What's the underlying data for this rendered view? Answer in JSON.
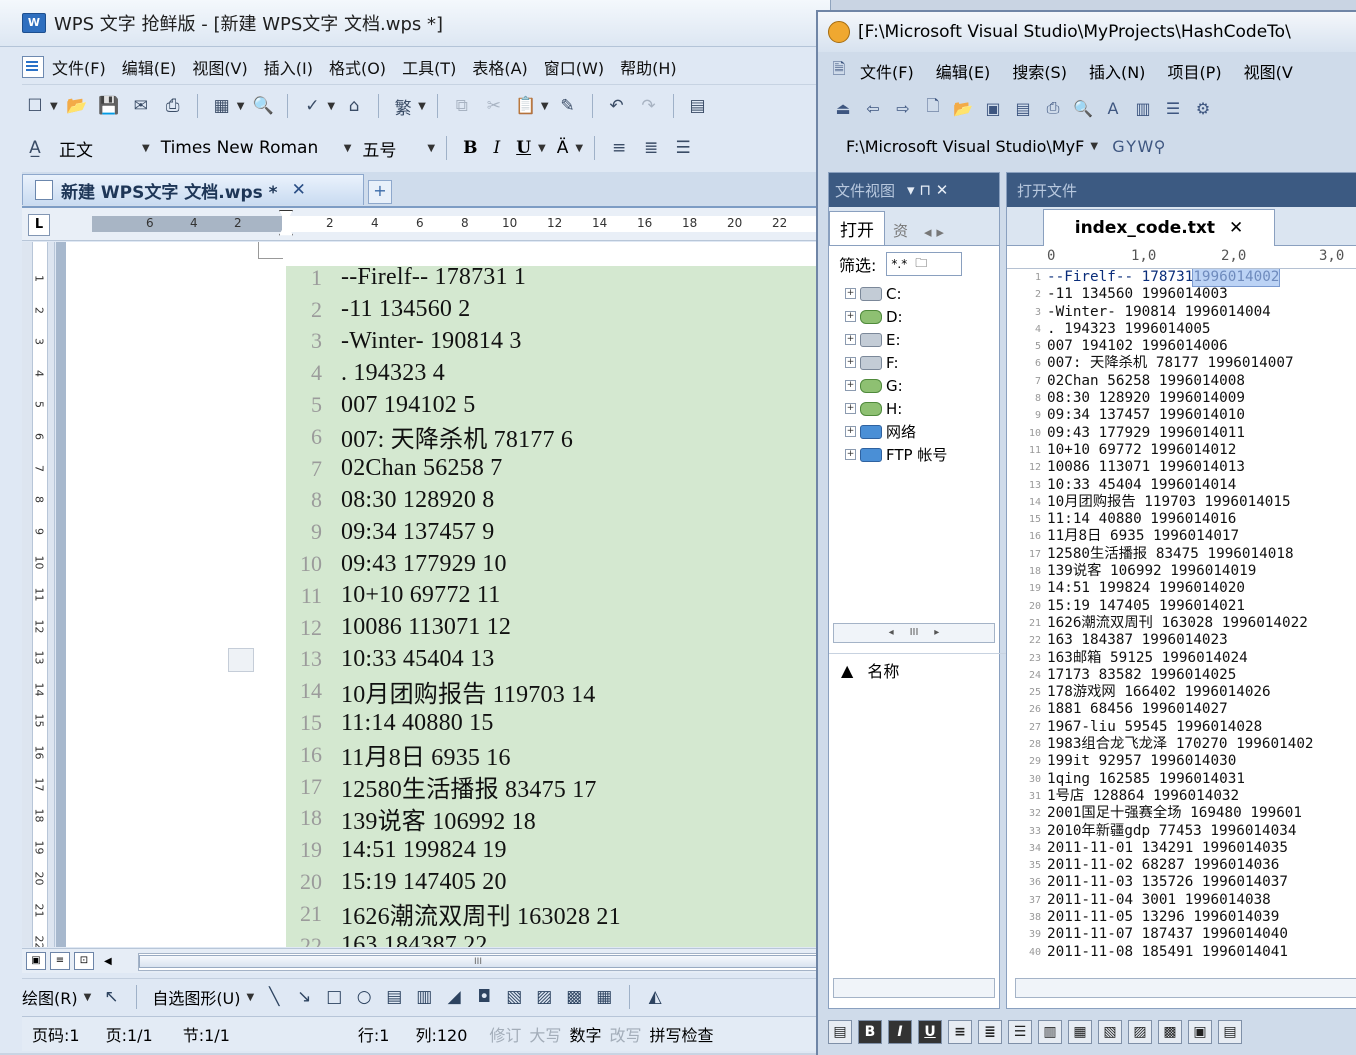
{
  "wps": {
    "app_icon": "W",
    "title": "WPS 文字 抢鲜版 - [新建 WPS文字 文档.wps *]",
    "menu": [
      "文件(F)",
      "编辑(E)",
      "视图(V)",
      "插入(I)",
      "格式(O)",
      "工具(T)",
      "表格(A)",
      "窗口(W)",
      "帮助(H)"
    ],
    "style_value": "正文",
    "font_value": "Times New Roman",
    "size_value": "五号",
    "trad_label": "繁",
    "doc_tab": "新建 WPS文字 文档.wps *",
    "ruler_ticks": [
      "6",
      "4",
      "2",
      "2",
      "4",
      "6",
      "8",
      "10",
      "12",
      "14",
      "16",
      "18",
      "20",
      "22"
    ],
    "vruler_ticks": [
      "1",
      "2",
      "3",
      "4",
      "5",
      "6",
      "7",
      "8",
      "9",
      "10",
      "11",
      "12",
      "13",
      "14",
      "15",
      "16",
      "17",
      "18",
      "19",
      "20",
      "21",
      "22"
    ],
    "lines": [
      {
        "n": "1",
        "t": "--Firelf-- 178731 1"
      },
      {
        "n": "2",
        "t": "-11 134560 2"
      },
      {
        "n": "3",
        "t": "-Winter- 190814 3"
      },
      {
        "n": "4",
        "t": ". 194323 4"
      },
      {
        "n": "5",
        "t": "007 194102 5"
      },
      {
        "n": "6",
        "t": "007: 天降杀机 78177 6"
      },
      {
        "n": "7",
        "t": "02Chan 56258 7"
      },
      {
        "n": "8",
        "t": "08:30 128920 8"
      },
      {
        "n": "9",
        "t": "09:34 137457 9"
      },
      {
        "n": "10",
        "t": "09:43 177929 10"
      },
      {
        "n": "11",
        "t": "10+10 69772 11"
      },
      {
        "n": "12",
        "t": "10086 113071 12"
      },
      {
        "n": "13",
        "t": "10:33 45404 13"
      },
      {
        "n": "14",
        "t": "10月团购报告 119703 14"
      },
      {
        "n": "15",
        "t": "11:14 40880 15"
      },
      {
        "n": "16",
        "t": "11月8日 6935 16"
      },
      {
        "n": "17",
        "t": "12580生活播报 83475 17"
      },
      {
        "n": "18",
        "t": "139说客 106992 18"
      },
      {
        "n": "19",
        "t": "14:51 199824 19"
      },
      {
        "n": "20",
        "t": "15:19 147405 20"
      },
      {
        "n": "21",
        "t": "1626潮流双周刊 163028 21"
      },
      {
        "n": "22",
        "t": "163 184387 22"
      }
    ],
    "draw_label": "绘图(R)",
    "autoshape_label": "自选图形(U)",
    "status": {
      "page_code": "页码:1",
      "page": "页:1/1",
      "section": "节:1/1",
      "row": "行:1",
      "col": "列:120",
      "revise": "修订",
      "caps": "大写",
      "num": "数字",
      "overwrite": "改写",
      "spell": "拼写检查"
    }
  },
  "vs": {
    "title": "[F:\\Microsoft Visual Studio\\MyProjects\\HashCodeTo\\",
    "menu": [
      "文件(F)",
      "编辑(E)",
      "搜索(S)",
      "插入(N)",
      "项目(P)",
      "视图(V"
    ],
    "path_combo": "F:\\Microsoft Visual Studio\\MyF",
    "file_view_title": "文件视图",
    "file_view_controls": "▾ ⊓ ✕",
    "open_file_title": "打开文件",
    "tab_open": "打开",
    "tab_other": "资",
    "filter_label": "筛选:",
    "filter_value": "*.*",
    "drives": [
      "C:",
      "D:",
      "E:",
      "F:",
      "G:",
      "H:",
      "网络",
      "FTP 帐号"
    ],
    "name_col": "名称",
    "file_tab": "index_code.txt",
    "code_ruler": [
      "0",
      "1,0",
      "2,0",
      "3,0"
    ],
    "code": [
      {
        "n": "1",
        "a": "--Firelf-- 178731 ",
        "b": "1996014002"
      },
      {
        "n": "2",
        "a": "-11 134560 1996014003"
      },
      {
        "n": "3",
        "a": "-Winter- 190814 1996014004"
      },
      {
        "n": "4",
        "a": ". 194323 1996014005"
      },
      {
        "n": "5",
        "a": "007 194102 1996014006"
      },
      {
        "n": "6",
        "a": "007: 天降杀机 78177 1996014007"
      },
      {
        "n": "7",
        "a": "02Chan 56258 1996014008"
      },
      {
        "n": "8",
        "a": "08:30 128920 1996014009"
      },
      {
        "n": "9",
        "a": "09:34 137457 1996014010"
      },
      {
        "n": "10",
        "a": "09:43 177929 1996014011"
      },
      {
        "n": "11",
        "a": "10+10 69772 1996014012"
      },
      {
        "n": "12",
        "a": "10086 113071 1996014013"
      },
      {
        "n": "13",
        "a": "10:33 45404 1996014014"
      },
      {
        "n": "14",
        "a": "10月团购报告 119703 1996014015"
      },
      {
        "n": "15",
        "a": "11:14 40880 1996014016"
      },
      {
        "n": "16",
        "a": "11月8日 6935 1996014017"
      },
      {
        "n": "17",
        "a": "12580生活播报 83475 1996014018"
      },
      {
        "n": "18",
        "a": "139说客 106992 1996014019"
      },
      {
        "n": "19",
        "a": "14:51 199824 1996014020"
      },
      {
        "n": "20",
        "a": "15:19 147405 1996014021"
      },
      {
        "n": "21",
        "a": "1626潮流双周刊 163028 1996014022"
      },
      {
        "n": "22",
        "a": "163 184387 1996014023"
      },
      {
        "n": "23",
        "a": "163邮箱 59125 1996014024"
      },
      {
        "n": "24",
        "a": "17173 83582 1996014025"
      },
      {
        "n": "25",
        "a": "178游戏网 166402 1996014026"
      },
      {
        "n": "26",
        "a": "1881 68456 1996014027"
      },
      {
        "n": "27",
        "a": "1967-liu 59545 1996014028"
      },
      {
        "n": "28",
        "a": "1983组合龙飞龙泽 170270 199601402"
      },
      {
        "n": "29",
        "a": "199it 92957 1996014030"
      },
      {
        "n": "30",
        "a": "1qing 162585 1996014031"
      },
      {
        "n": "31",
        "a": "1号店 128864 1996014032"
      },
      {
        "n": "32",
        "a": "2001国足十强赛全场 169480 199601"
      },
      {
        "n": "33",
        "a": "2010年新疆gdp 77453 1996014034"
      },
      {
        "n": "34",
        "a": "2011-11-01 134291 1996014035"
      },
      {
        "n": "35",
        "a": "2011-11-02 68287 1996014036"
      },
      {
        "n": "36",
        "a": "2011-11-03 135726 1996014037"
      },
      {
        "n": "37",
        "a": "2011-11-04 3001 1996014038"
      },
      {
        "n": "38",
        "a": "2011-11-05 13296 1996014039"
      },
      {
        "n": "39",
        "a": "2011-11-07 187437 1996014040"
      },
      {
        "n": "40",
        "a": "2011-11-08 185491 1996014041"
      }
    ],
    "bottom_buttons": [
      "B",
      "I",
      "U"
    ]
  },
  "colors": {
    "highlight": "#d4e8d0",
    "title_bar": "#3c5a82",
    "selection": "#bcd3f5"
  }
}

◆ Description of the task: Identify every line holding the word "天降杀机" and copy it out.

◆ The output:
        "t": "007: 天降杀机 78177 6"
        "a": "007: 天降杀机 78177 1996014007"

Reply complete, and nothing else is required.